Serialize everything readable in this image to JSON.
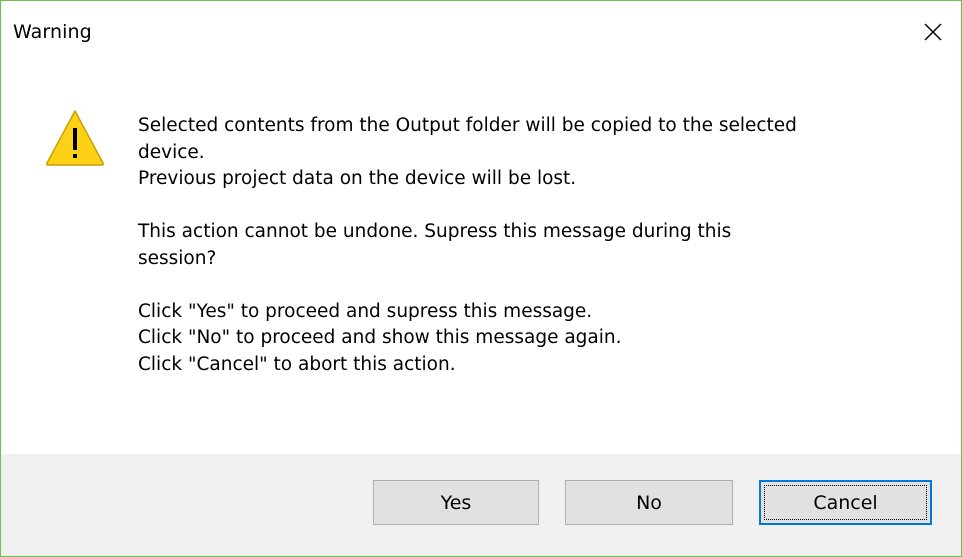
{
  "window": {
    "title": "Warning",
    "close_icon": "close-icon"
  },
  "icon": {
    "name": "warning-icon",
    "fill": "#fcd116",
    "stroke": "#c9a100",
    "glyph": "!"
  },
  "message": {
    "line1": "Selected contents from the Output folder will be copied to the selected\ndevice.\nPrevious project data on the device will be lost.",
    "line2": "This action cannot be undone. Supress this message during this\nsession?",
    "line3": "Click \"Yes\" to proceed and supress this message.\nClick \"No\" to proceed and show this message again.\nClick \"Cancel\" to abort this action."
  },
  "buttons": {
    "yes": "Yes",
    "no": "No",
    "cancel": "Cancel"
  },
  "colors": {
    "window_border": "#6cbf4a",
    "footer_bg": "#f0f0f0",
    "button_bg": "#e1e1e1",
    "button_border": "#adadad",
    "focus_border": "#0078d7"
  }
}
.....
Set task
Copy out each line of the entries that holds "action".

Response to the exercise
    "line2": "This action cannot be undone. Supress this message during this\nsession?",
    "line3": "Click \"Yes\" to proceed and supress this message.\nClick \"No\" to proceed and show this message again.\nClick \"Cancel\" to abort this action."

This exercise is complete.